What the task asks: Identify and pull out each line of the entries in which "filozofije" occurs.

Input data:
━━━━━━━━━━━━━━━━
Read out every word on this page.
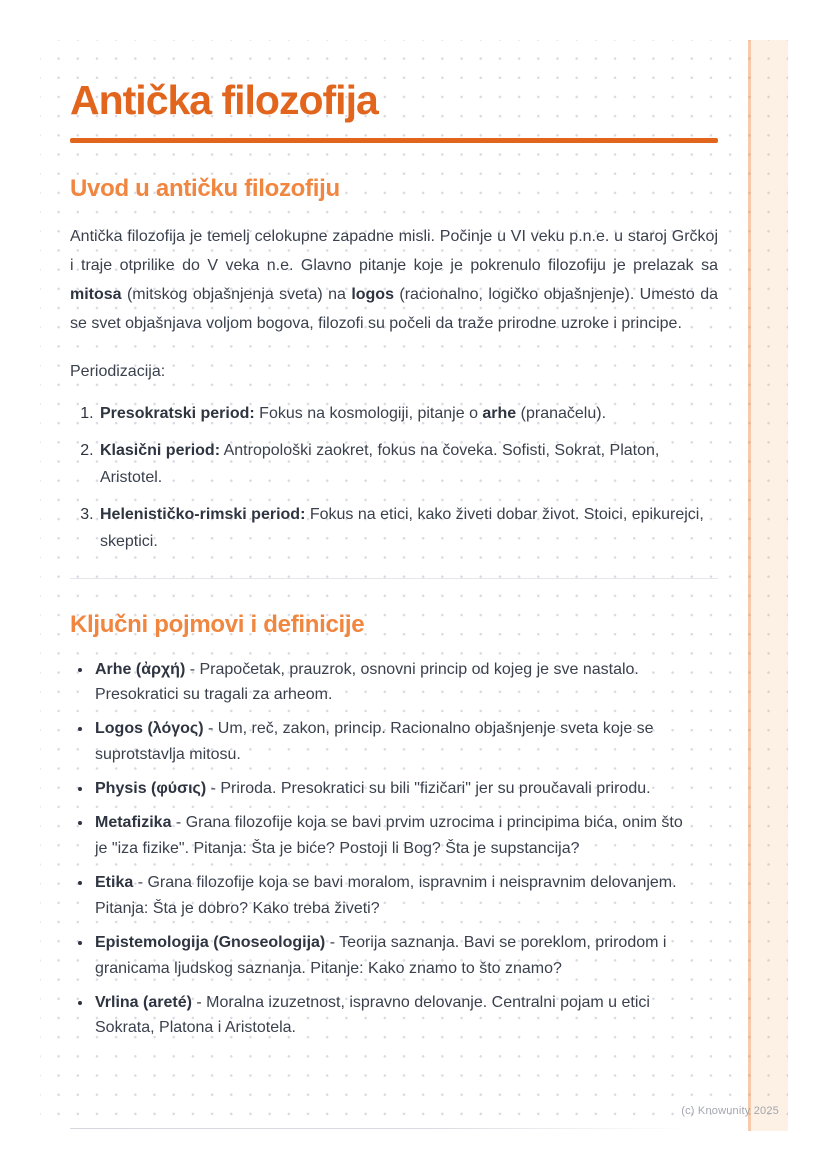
Antička filozofija
Uvod u antičku filozofiju

Antička filozofija je temelj celokupne zapadne misli. Počinje u VI veku p.n.e. u staroj Grčkoj i traje otprilike do V veka n.e. Glavno pitanje koje je pokrenulo filozofiju je prelazak sa mitosa (mitskog objašnjenja sveta) na logos (racionalno, logičko objašnjenje). Umesto da se svet objašnjava voljom bogova, filozofi su počeli da traže prirodne uzroke i principe.

Periodizacija:

1. Presokratski period: Fokus na kosmologiji, pitanje o arhe (pranačelu).
2. Klasični period: Antropološki zaokret, fokus na čoveka. Sofisti, Sokrat, Platon, Aristotel.
3. Helenističko-rimski period: Fokus na etici, kako živeti dobar život. Stoici, epikurejci, skeptici.
Ključni pojmovi i definicije
• Arhe (ἀρχή) - Prapočetak, prauzrok, osnovni princip od kojeg je sve nastalo. Presokratici su tragali za arheom.
• Logos (λόγος) - Um, reč, zakon, princip. Racionalno objašnjenje sveta koje se suprotstavlja mitosu.
• Physis (φύσις) - Priroda. Presokratici su bili "fizičari" jer su proučavali prirodu.
• Metafizika - Grana filozofije koja se bavi prvim uzrocima i principima bića, onim što je "iza fizike". Pitanja: Šta je biće? Postoji li Bog? Šta je supstancija?
• Etika - Grana filozofije koja se bavi moralom, ispravnim i neispravnim delovanjem. Pitanja: Šta je dobro? Kako treba živeti?
• Epistemologija (Gnoseologija) - Teorija saznanja. Bavi se poreklom, prirodom i granicama ljudskog saznanja. Pitanje: Kako znamo to što znamo?
• Vrlina (areté) - Moralna izuzetnost, ispravno delovanje. Centralni pojam u etici Sokrata, Platona i Aristotela.
(c) Knowunity 2025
━━━━━━━━━━━━━━━━
Expected answer:
• Metafizika - Grana filozofije koja se bavi prvim uzrocima i principima bića, onim što je "iza fizike". Pitanja: Šta je biće? Postoji li Bog? Šta je supstancija?
• Etika - Grana filozofije koja se bavi moralom, ispravnim i neispravnim delovanjem. Pitanja: Šta je dobro? Kako treba živeti?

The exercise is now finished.